====== SUPPLIED PASSAGE
Friday, January 4, 2013

Seasonal Eating: Homestead Menus Throughout the Year

At any particular time of year you'll have a different set of fresh foods coming out of the garden and root cellar to complement what you have frozen and canned. Winter, cloche, cold frame, and greenhouse gardening enable you to have at least a few varieties of garden-fresh vegetables year-round. Even in chilly November, in a basic temperate-zone garden and with some attention to protection, you might be able to harvest broccoli, brussels sprouts, cauliflower, collards, cabbage, Chinese cabbage, carrots, escarole, kale, leeks, lettuce, parsnips, salsify, spinach, rutabagas, turnips, and winter radishes.

Homestead Menus Throughout the Year: Here are some menus from back in '72 and '73. Those were my banner years for home growing and good cooking. It wasn't "gourmet" or "health food" cooking. But we raised it ourselves without poisons and had plenty of food and plenty of variety. We dried fruit in our front yard. Mayonnaise was homemade. Butter was from our own churn and bread from our oven. Bacon or ham was home-cured, and sauerkraut was out of our crock, as were pickles. The root beer and ginger ale were homemade, too. We always had milk and usually an herb tea on the table.

Breakfasts. (If your chickens aren't laying, leave out the eggs.)

  1. Cornmeal mush; bread, butter, honey; soft-boiled eggs
  2. Toasted sourdough bread; pork chops; applesauce; scrambled eggs
  3. Homemade grape nuts with cream; sliced fresh peaches; poached eggs
  4. Cornmeal mush; home-canned fruit; elk sausage (1/3 pork meat); fried eggs
  5. Leftover boiled potatoes (sliced and fried); elk sausage; home-canned tomato juice; fried eggs
  6. French toast (bread sliced and dipped in an egg-milk mixture and fried); honey and butter to go on the toast; fried pork side meat; wild plums
  7. For a summer breakfast cooked outdoors: pancakes; goat's butter, honey; stewed wild apples; fried pork side meat.
Lunches.
  1. May lunch: scrambled eggs; leftover boiled potatoes fried with chopped green top-set onions; cooked, buttered asparagus spears
  2. Fried leftover cornmeal mush with butter, molasses, or honey; blackberries, fried meat; bread and butter
  3. Hamburger, sliced fried leftover boiled potatoes; tomato ketchup; bread, butter, jelly
  4. Leftover stew, extended with some fresh vegetables; bread, butter, wild plum sauce; mint tea with honey
  5. Ground leftover ham and pickle sandwiches; cottage cheese (we eat it with milk and honey--except Mike, who prefers it with salt and pepper)
============
§ **INSTRUCTION**
Switch "November" to "December" and give the seasonal eating passage again from "Seasonal Eating: Homestead" up to and including "and winter radishes.".
====== INFORMATION SUPPLIED
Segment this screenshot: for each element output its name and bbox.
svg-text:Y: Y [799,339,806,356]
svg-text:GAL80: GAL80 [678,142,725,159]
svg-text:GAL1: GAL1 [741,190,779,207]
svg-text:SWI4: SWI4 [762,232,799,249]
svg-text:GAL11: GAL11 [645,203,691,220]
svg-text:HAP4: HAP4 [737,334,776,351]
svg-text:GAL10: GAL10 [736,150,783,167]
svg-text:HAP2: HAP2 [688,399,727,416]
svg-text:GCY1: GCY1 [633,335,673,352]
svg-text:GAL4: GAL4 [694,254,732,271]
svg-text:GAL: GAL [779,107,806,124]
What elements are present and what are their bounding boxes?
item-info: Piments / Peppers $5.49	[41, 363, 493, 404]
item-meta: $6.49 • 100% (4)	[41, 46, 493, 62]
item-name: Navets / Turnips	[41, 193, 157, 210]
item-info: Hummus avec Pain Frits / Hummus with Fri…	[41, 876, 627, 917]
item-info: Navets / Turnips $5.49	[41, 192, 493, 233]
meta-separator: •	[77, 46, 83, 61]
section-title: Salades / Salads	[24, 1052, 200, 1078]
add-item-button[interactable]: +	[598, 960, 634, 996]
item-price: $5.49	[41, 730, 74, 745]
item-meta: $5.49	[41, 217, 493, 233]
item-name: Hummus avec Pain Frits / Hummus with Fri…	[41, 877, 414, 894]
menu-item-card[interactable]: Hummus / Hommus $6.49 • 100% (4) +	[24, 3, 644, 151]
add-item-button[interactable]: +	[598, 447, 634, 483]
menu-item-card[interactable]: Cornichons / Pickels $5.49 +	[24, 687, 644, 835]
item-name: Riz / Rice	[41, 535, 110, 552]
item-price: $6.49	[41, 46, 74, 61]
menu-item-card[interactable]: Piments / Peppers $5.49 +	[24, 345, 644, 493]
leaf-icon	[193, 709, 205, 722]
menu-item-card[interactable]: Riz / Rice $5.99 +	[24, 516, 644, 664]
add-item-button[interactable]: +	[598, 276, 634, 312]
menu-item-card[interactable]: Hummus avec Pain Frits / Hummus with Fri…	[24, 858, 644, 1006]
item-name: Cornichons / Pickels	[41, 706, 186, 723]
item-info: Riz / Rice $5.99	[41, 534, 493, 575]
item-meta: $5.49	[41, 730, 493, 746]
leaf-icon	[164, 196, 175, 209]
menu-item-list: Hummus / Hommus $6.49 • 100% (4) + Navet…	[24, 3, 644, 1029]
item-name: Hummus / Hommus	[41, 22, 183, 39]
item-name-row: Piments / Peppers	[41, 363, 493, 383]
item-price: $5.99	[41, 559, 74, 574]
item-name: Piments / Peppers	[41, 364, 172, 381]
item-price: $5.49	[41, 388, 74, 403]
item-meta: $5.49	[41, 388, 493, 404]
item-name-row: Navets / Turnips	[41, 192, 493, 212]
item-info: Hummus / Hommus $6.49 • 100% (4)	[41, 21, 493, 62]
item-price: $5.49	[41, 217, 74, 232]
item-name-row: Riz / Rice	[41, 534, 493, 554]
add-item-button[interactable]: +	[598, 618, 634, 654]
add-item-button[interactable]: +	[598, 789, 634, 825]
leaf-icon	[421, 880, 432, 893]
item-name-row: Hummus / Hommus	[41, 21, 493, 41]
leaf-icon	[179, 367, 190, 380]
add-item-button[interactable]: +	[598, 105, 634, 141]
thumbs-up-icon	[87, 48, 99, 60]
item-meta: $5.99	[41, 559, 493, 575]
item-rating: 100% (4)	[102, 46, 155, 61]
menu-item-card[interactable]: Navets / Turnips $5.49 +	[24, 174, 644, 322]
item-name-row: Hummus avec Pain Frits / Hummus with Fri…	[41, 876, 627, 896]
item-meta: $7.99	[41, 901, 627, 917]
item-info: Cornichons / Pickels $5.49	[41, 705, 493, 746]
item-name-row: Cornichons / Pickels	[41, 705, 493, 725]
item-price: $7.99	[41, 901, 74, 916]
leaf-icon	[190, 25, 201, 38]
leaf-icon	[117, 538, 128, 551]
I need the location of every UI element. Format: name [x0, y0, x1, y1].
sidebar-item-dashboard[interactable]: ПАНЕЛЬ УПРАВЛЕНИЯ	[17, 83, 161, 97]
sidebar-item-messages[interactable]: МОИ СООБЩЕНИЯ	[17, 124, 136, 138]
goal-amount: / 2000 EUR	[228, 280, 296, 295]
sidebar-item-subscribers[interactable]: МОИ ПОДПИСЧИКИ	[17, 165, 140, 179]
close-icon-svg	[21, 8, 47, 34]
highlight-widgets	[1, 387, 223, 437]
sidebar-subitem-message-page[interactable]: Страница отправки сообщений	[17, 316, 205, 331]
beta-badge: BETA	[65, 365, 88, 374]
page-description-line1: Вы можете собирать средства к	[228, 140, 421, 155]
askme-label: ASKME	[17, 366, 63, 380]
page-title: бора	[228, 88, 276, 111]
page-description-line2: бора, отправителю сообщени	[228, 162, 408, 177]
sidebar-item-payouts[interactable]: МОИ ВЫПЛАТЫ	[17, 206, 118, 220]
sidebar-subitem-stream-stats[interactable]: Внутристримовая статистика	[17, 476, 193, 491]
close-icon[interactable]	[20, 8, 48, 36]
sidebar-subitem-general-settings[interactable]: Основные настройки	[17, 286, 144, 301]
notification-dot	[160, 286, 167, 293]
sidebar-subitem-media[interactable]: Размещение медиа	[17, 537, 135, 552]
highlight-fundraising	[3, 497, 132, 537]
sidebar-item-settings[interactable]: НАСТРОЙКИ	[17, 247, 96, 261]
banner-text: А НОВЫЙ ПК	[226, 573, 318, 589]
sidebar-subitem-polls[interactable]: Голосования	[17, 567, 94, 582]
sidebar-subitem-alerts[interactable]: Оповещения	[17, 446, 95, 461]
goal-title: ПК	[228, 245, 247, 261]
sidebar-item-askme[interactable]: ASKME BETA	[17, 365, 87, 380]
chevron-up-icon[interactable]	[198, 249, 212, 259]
============
§ **EXERCISE OUTPUT**
Seasonal Eating: Homestead Menus Throughout the Year

At any particular time of year you'll have a different set of fresh foods coming out of the garden and root cellar to complement what you have frozen and canned. Winter, cloche, cold frame, and greenhouse gardening enable you to have at least a few varieties of garden-fresh vegetables year-round. Even in chilly December, in a basic temperate-zone garden and with some attention to protection, you might be able to harvest broccoli, brussels sprouts, cauliflower, collards, cabbage, Chinese cabbage, carrots, escarole, kale, leeks, lettuce, parsnips, salsify, spinach, rutabagas, turnips, and winter radishes.